Written exercise – Reproduce every line of the material below, but drop the pictures.

Exercise data –
━━━━━━━━

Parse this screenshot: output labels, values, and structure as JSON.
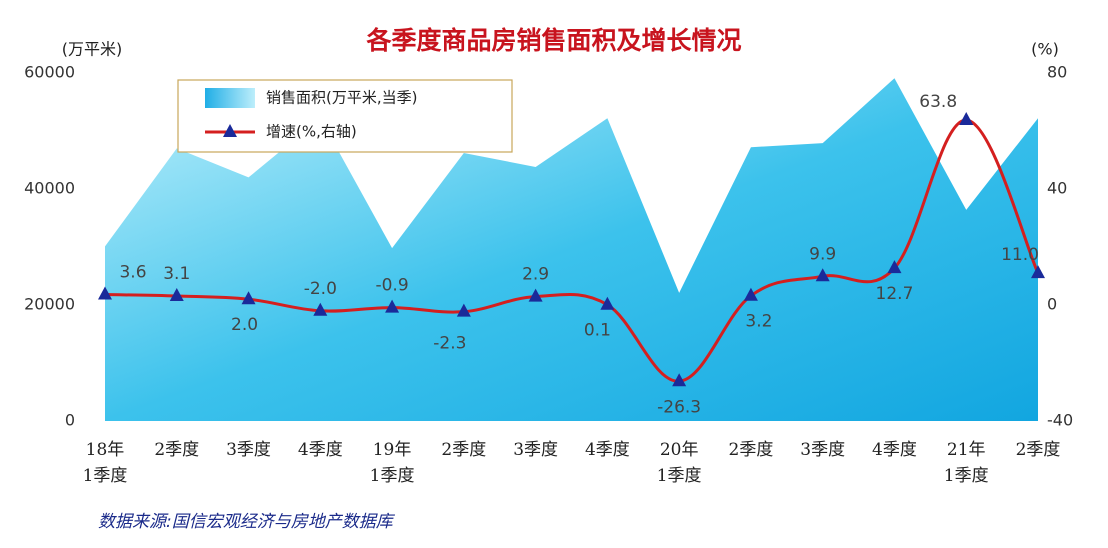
{
  "chart_data": {
    "type": "area-line",
    "title": "各季度商品房销售面积及增长情况",
    "y_unit": "(万平米)",
    "y2_unit": "(%)",
    "source": "数据来源:国信宏观经济与房地产数据库",
    "categories": [
      "18年\n1季度",
      "2季度",
      "3季度",
      "4季度",
      "19年\n1季度",
      "2季度",
      "3季度",
      "4季度",
      "20年\n1季度",
      "2季度",
      "3季度",
      "4季度",
      "21年\n1季度",
      "2季度"
    ],
    "series": [
      {
        "name": "销售面积(万平米,当季)",
        "type": "area",
        "color": "#29b6e8",
        "values": [
          30100,
          47000,
          42000,
          52200,
          29800,
          46200,
          43800,
          52200,
          22100,
          47200,
          47900,
          59100,
          36400,
          52200
        ]
      },
      {
        "name": "增速(%,右轴)",
        "type": "line",
        "axis": "y2",
        "color": "#d41f1f",
        "marker_color": "#1a2a9a",
        "values": [
          3.6,
          3.1,
          2.0,
          -2.0,
          -0.9,
          -2.3,
          2.9,
          0.1,
          -26.3,
          3.2,
          9.9,
          12.7,
          63.8,
          11.0
        ],
        "value_labels": [
          "3.6",
          "3.1",
          "2.0",
          "-2.0",
          "-0.9",
          "-2.3",
          "2.9",
          "0.1",
          "-26.3",
          "3.2",
          "9.9",
          "12.7",
          "63.8",
          "11.0"
        ]
      }
    ],
    "ylim": [
      0,
      60000
    ],
    "yticks": [
      0,
      20000,
      40000,
      60000
    ],
    "y2lim": [
      -40,
      80
    ],
    "y2ticks": [
      -40,
      0,
      40,
      80
    ]
  }
}
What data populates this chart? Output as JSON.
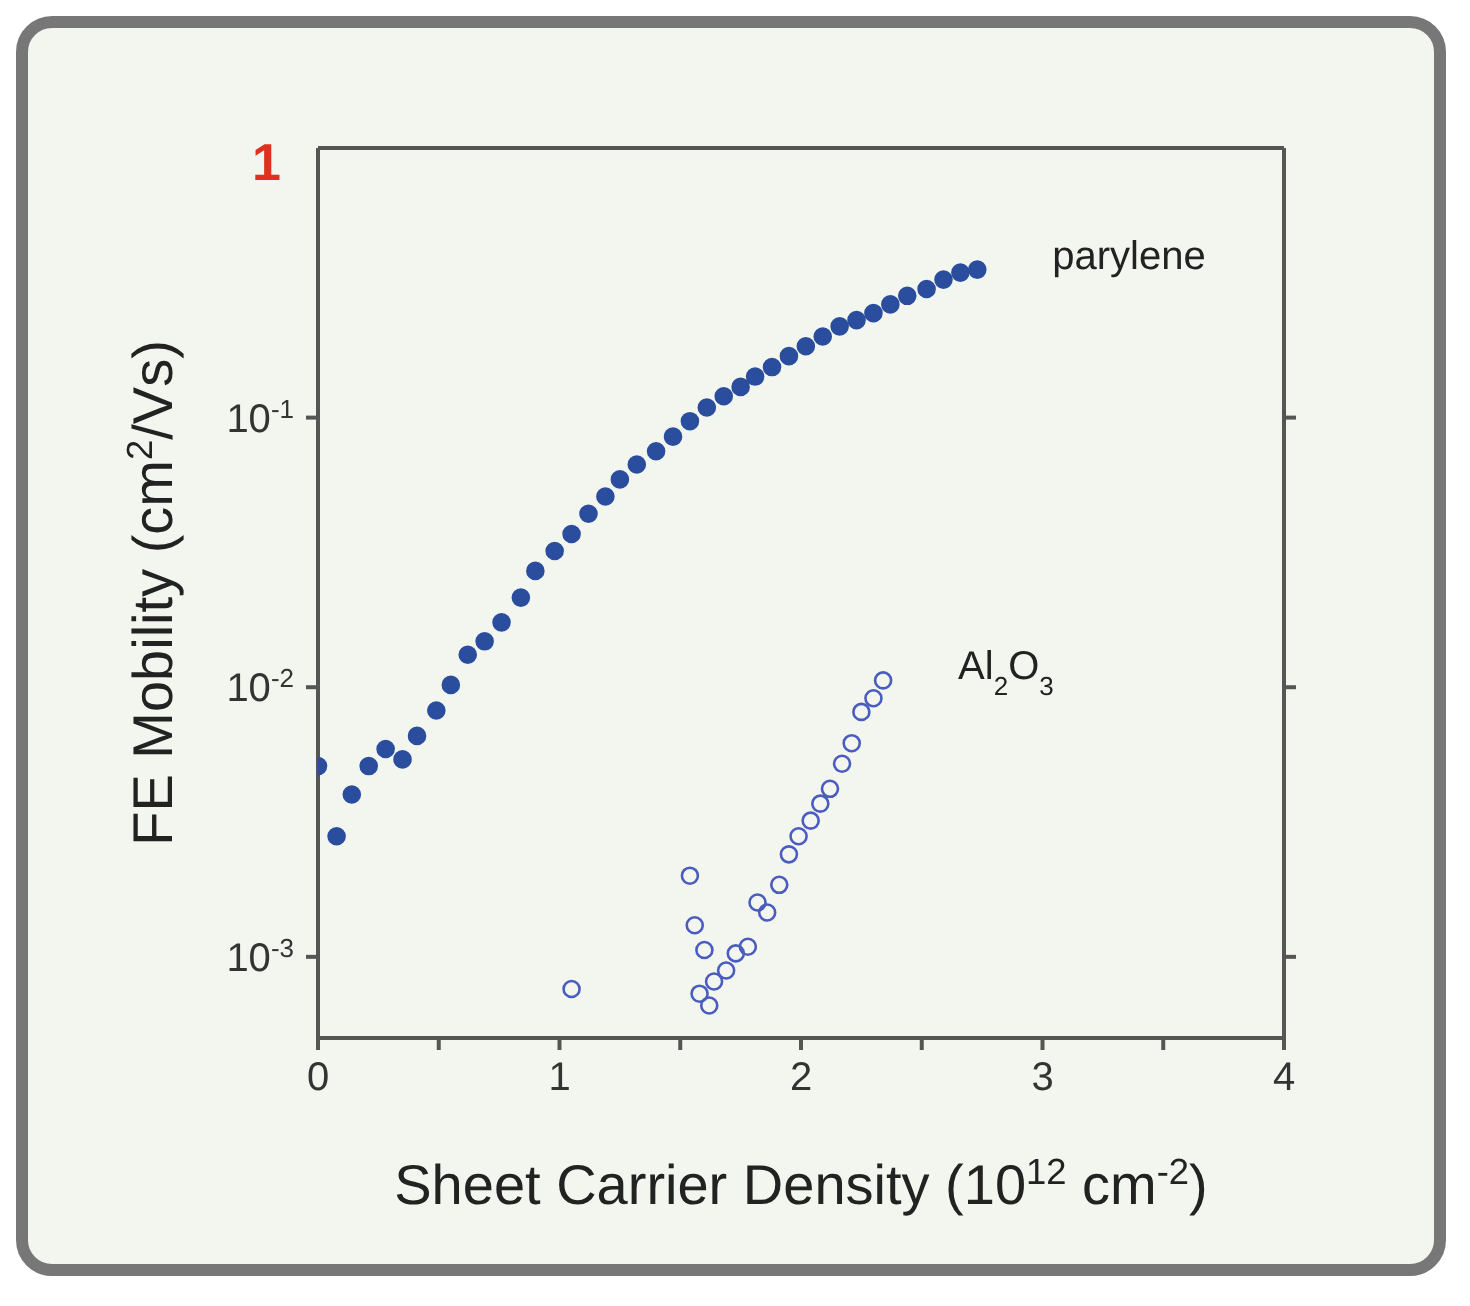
{
  "chart_data": {
    "type": "scatter",
    "xlabel": "Sheet Carrier Density (10$^{12}$ cm$^{-2}$)",
    "ylabel": "FE Mobility (cm$^{2}$/Vs)",
    "annotations": [
      "1"
    ],
    "log": "y",
    "legend": false,
    "marker": "circle",
    "xlim": [
      0,
      4
    ],
    "xticks": [
      0,
      {
        "value": 0.5,
        "label": null
      },
      1,
      {
        "value": 1.5,
        "label": null
      },
      2,
      {
        "value": 2.5,
        "label": null
      },
      3,
      {
        "value": 3.5,
        "label": null
      },
      4
    ],
    "ylim": [
      0.0005,
      1
    ],
    "yticks": [
      {
        "value": 0.1,
        "label": "10$^{-1}$"
      },
      {
        "value": 0.01,
        "label": "10$^{-2}$"
      },
      {
        "value": 0.001,
        "label": "10$^{-3}$"
      }
    ],
    "series": [
      {
        "name": "parylene",
        "color": "#2a4d9e",
        "x": [
          0.0,
          0.077,
          0.14,
          0.21,
          0.28,
          0.35,
          0.41,
          0.49,
          0.55,
          0.62,
          0.69,
          0.76,
          0.84,
          0.9,
          0.98,
          1.05,
          1.12,
          1.19,
          1.25,
          1.32,
          1.4,
          1.47,
          1.54,
          1.61,
          1.68,
          1.75,
          1.81,
          1.88,
          1.95,
          2.02,
          2.09,
          2.16,
          2.23,
          2.3,
          2.37,
          2.44,
          2.52,
          2.59,
          2.66,
          2.73
        ],
        "values": [
          0.0051,
          0.0028,
          0.004,
          0.0051,
          0.0059,
          0.0054,
          0.0066,
          0.0082,
          0.0102,
          0.0132,
          0.0148,
          0.0174,
          0.0215,
          0.027,
          0.032,
          0.037,
          0.044,
          0.051,
          0.059,
          0.067,
          0.075,
          0.085,
          0.097,
          0.109,
          0.12,
          0.13,
          0.142,
          0.154,
          0.169,
          0.184,
          0.2,
          0.218,
          0.23,
          0.244,
          0.263,
          0.283,
          0.3,
          0.325,
          0.345,
          0.354
        ]
      },
      {
        "name": "Al$_{2}$O$_{3}$",
        "color": "#4a5cc0",
        "x": [
          1.05,
          1.54,
          1.56,
          1.6,
          1.58,
          1.62,
          1.64,
          1.69,
          1.73,
          1.78,
          1.82,
          1.86,
          1.91,
          1.95,
          1.99,
          2.04,
          2.08,
          2.12,
          2.17,
          2.21,
          2.25,
          2.3,
          2.34
        ],
        "values": [
          0.00076,
          0.002,
          0.00131,
          0.00106,
          0.00073,
          0.00066,
          0.00081,
          0.00089,
          0.00103,
          0.00109,
          0.00159,
          0.00146,
          0.00185,
          0.0024,
          0.0028,
          0.0032,
          0.0037,
          0.0042,
          0.0052,
          0.0062,
          0.0081,
          0.0091,
          0.0106
        ]
      }
    ]
  }
}
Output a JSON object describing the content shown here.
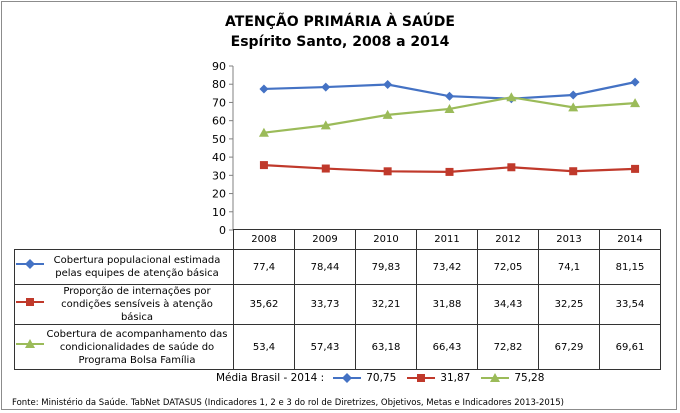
{
  "chart_data": {
    "type": "line",
    "title": "ATENÇÃO PRIMÁRIA À SAÚDE",
    "subtitle": "Espírito Santo, 2008 a 2014",
    "categories": [
      "2008",
      "2009",
      "2010",
      "2011",
      "2012",
      "2013",
      "2014"
    ],
    "ylim": [
      0,
      90
    ],
    "yticks": [
      0,
      10,
      20,
      30,
      40,
      50,
      60,
      70,
      80,
      90
    ],
    "grid": false,
    "series": [
      {
        "name": "Cobertura populacional estimada pelas equipes de atenção básica",
        "label_lines": [
          "Cobertura populacional estimada",
          "pelas equipes de atenção básica"
        ],
        "color": "#4472c4",
        "marker": "diamond",
        "values": [
          77.4,
          78.44,
          79.83,
          73.42,
          72.05,
          74.1,
          81.15
        ],
        "labels": [
          "77,4",
          "78,44",
          "79,83",
          "73,42",
          "72,05",
          "74,1",
          "81,15"
        ]
      },
      {
        "name": "Proporção de internações por condições sensíveis à atenção básica",
        "label_lines": [
          "Proporção de internações por",
          "condições sensíveis à atenção básica"
        ],
        "color": "#c0392b",
        "marker": "square",
        "values": [
          35.62,
          33.73,
          32.21,
          31.88,
          34.43,
          32.25,
          33.54
        ],
        "labels": [
          "35,62",
          "33,73",
          "32,21",
          "31,88",
          "34,43",
          "32,25",
          "33,54"
        ]
      },
      {
        "name": "Cobertura de acompanhamento das condicionalidades de saúde do Programa Bolsa Família",
        "label_lines": [
          "Cobertura de acompanhamento das",
          "condicionalidades de saúde do",
          "Programa Bolsa Família"
        ],
        "color": "#9bbb59",
        "marker": "triangle",
        "values": [
          53.4,
          57.43,
          63.18,
          66.43,
          72.82,
          67.29,
          69.61
        ],
        "labels": [
          "53,4",
          "57,43",
          "63,18",
          "66,43",
          "72,82",
          "67,29",
          "69,61"
        ]
      }
    ],
    "media_brasil": {
      "label": "Média Brasil - 2014 :",
      "values": [
        "70,75",
        "31,87",
        "75,28"
      ]
    }
  },
  "source": "Fonte: Ministério da Saúde. TabNet DATASUS (Indicadores 1, 2 e 3 do rol de Diretrizes, Objetivos, Metas e Indicadores 2013-2015)"
}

━━━━━━━━

The response –
Parse this screenshot: output labels, values, and structure as JSON.
{
  "chart_data": {
    "type": "area-line",
    "title": "各季度商品房销售面积及增长情况",
    "y_unit": "(万平米)",
    "y2_unit": "(%)",
    "source": "数据来源:国信宏观经济与房地产数据库",
    "categories": [
      "18年\n1季度",
      "2季度",
      "3季度",
      "4季度",
      "19年\n1季度",
      "2季度",
      "3季度",
      "4季度",
      "20年\n1季度",
      "2季度",
      "3季度",
      "4季度",
      "21年\n1季度",
      "2季度"
    ],
    "series": [
      {
        "name": "销售面积(万平米,当季)",
        "type": "area",
        "color": "#29b6e8",
        "values": [
          30100,
          47000,
          42000,
          52200,
          29800,
          46200,
          43800,
          52200,
          22100,
          47200,
          47900,
          59100,
          36400,
          52200
        ]
      },
      {
        "name": "增速(%,右轴)",
        "type": "line",
        "axis": "y2",
        "color": "#d41f1f",
        "marker_color": "#1a2a9a",
        "values": [
          3.6,
          3.1,
          2.0,
          -2.0,
          -0.9,
          -2.3,
          2.9,
          0.1,
          -26.3,
          3.2,
          9.9,
          12.7,
          63.8,
          11.0
        ],
        "value_labels": [
          "3.6",
          "3.1",
          "2.0",
          "-2.0",
          "-0.9",
          "-2.3",
          "2.9",
          "0.1",
          "-26.3",
          "3.2",
          "9.9",
          "12.7",
          "63.8",
          "11.0"
        ]
      }
    ],
    "ylim": [
      0,
      60000
    ],
    "yticks": [
      0,
      20000,
      40000,
      60000
    ],
    "y2lim": [
      -40,
      80
    ],
    "y2ticks": [
      -40,
      0,
      40,
      80
    ]
  }
}
What data populates this chart? Output as JSON.
{
  "chart_data": {
    "type": "scatter",
    "xlabel": "Sheet Carrier Density (10$^{12}$ cm$^{-2}$)",
    "ylabel": "FE Mobility (cm$^{2}$/Vs)",
    "annotations": [
      "1"
    ],
    "log": "y",
    "legend": false,
    "marker": "circle",
    "xlim": [
      0,
      4
    ],
    "xticks": [
      0,
      {
        "value": 0.5,
        "label": null
      },
      1,
      {
        "value": 1.5,
        "label": null
      },
      2,
      {
        "value": 2.5,
        "label": null
      },
      3,
      {
        "value": 3.5,
        "label": null
      },
      4
    ],
    "ylim": [
      0.0005,
      1
    ],
    "yticks": [
      {
        "value": 0.1,
        "label": "10$^{-1}$"
      },
      {
        "value": 0.01,
        "label": "10$^{-2}$"
      },
      {
        "value": 0.001,
        "label": "10$^{-3}$"
      }
    ],
    "series": [
      {
        "name": "parylene",
        "color": "#2a4d9e",
        "x": [
          0.0,
          0.077,
          0.14,
          0.21,
          0.28,
          0.35,
          0.41,
          0.49,
          0.55,
          0.62,
          0.69,
          0.76,
          0.84,
          0.9,
          0.98,
          1.05,
          1.12,
          1.19,
          1.25,
          1.32,
          1.4,
          1.47,
          1.54,
          1.61,
          1.68,
          1.75,
          1.81,
          1.88,
          1.95,
          2.02,
          2.09,
          2.16,
          2.23,
          2.3,
          2.37,
          2.44,
          2.52,
          2.59,
          2.66,
          2.73
        ],
        "values": [
          0.0051,
          0.0028,
          0.004,
          0.0051,
          0.0059,
          0.0054,
          0.0066,
          0.0082,
          0.0102,
          0.0132,
          0.0148,
          0.0174,
          0.0215,
          0.027,
          0.032,
          0.037,
          0.044,
          0.051,
          0.059,
          0.067,
          0.075,
          0.085,
          0.097,
          0.109,
          0.12,
          0.13,
          0.142,
          0.154,
          0.169,
          0.184,
          0.2,
          0.218,
          0.23,
          0.244,
          0.263,
          0.283,
          0.3,
          0.325,
          0.345,
          0.354
        ]
      },
      {
        "name": "Al$_{2}$O$_{3}$",
        "color": "#4a5cc0",
        "x": [
          1.05,
          1.54,
          1.56,
          1.6,
          1.58,
          1.62,
          1.64,
          1.69,
          1.73,
          1.78,
          1.82,
          1.86,
          1.91,
          1.95,
          1.99,
          2.04,
          2.08,
          2.12,
          2.17,
          2.21,
          2.25,
          2.3,
          2.34
        ],
        "values": [
          0.00076,
          0.002,
          0.00131,
          0.00106,
          0.00073,
          0.00066,
          0.00081,
          0.00089,
          0.00103,
          0.00109,
          0.00159,
          0.00146,
          0.00185,
          0.0024,
          0.0028,
          0.0032,
          0.0037,
          0.0042,
          0.0052,
          0.0062,
          0.0081,
          0.0091,
          0.0106
        ]
      }
    ]
  }
}
Output a JSON object describing the content shown here.
{
  "chart_data": {
    "type": "line",
    "title": "ATENÇÃO PRIMÁRIA À SAÚDE",
    "subtitle": "Espírito Santo, 2008 a 2014",
    "categories": [
      "2008",
      "2009",
      "2010",
      "2011",
      "2012",
      "2013",
      "2014"
    ],
    "ylim": [
      0,
      90
    ],
    "yticks": [
      0,
      10,
      20,
      30,
      40,
      50,
      60,
      70,
      80,
      90
    ],
    "grid": false,
    "series": [
      {
        "name": "Cobertura populacional estimada pelas equipes de atenção básica",
        "label_lines": [
          "Cobertura populacional estimada",
          "pelas equipes de atenção básica"
        ],
        "color": "#4472c4",
        "marker": "diamond",
        "values": [
          77.4,
          78.44,
          79.83,
          73.42,
          72.05,
          74.1,
          81.15
        ],
        "labels": [
          "77,4",
          "78,44",
          "79,83",
          "73,42",
          "72,05",
          "74,1",
          "81,15"
        ]
      },
      {
        "name": "Proporção de internações por condições sensíveis à atenção básica",
        "label_lines": [
          "Proporção de internações por",
          "condições sensíveis à atenção básica"
        ],
        "color": "#c0392b",
        "marker": "square",
        "values": [
          35.62,
          33.73,
          32.21,
          31.88,
          34.43,
          32.25,
          33.54
        ],
        "labels": [
          "35,62",
          "33,73",
          "32,21",
          "31,88",
          "34,43",
          "32,25",
          "33,54"
        ]
      },
      {
        "name": "Cobertura de acompanhamento das condicionalidades de saúde do Programa Bolsa Família",
        "label_lines": [
          "Cobertura de acompanhamento das",
          "condicionalidades de saúde do",
          "Programa Bolsa Família"
        ],
        "color": "#9bbb59",
        "marker": "triangle",
        "values": [
          53.4,
          57.43,
          63.18,
          66.43,
          72.82,
          67.29,
          69.61
        ],
        "labels": [
          "53,4",
          "57,43",
          "63,18",
          "66,43",
          "72,82",
          "67,29",
          "69,61"
        ]
      }
    ],
    "media_brasil": {
      "label": "Média Brasil - 2014 :",
      "values": [
        "70,75",
        "31,87",
        "75,28"
      ]
    }
  },
  "source": "Fonte: Ministério da Saúde. TabNet DATASUS (Indicadores 1, 2 e 3 do rol de Diretrizes, Objetivos, Metas e Indicadores 2013-2015)"
}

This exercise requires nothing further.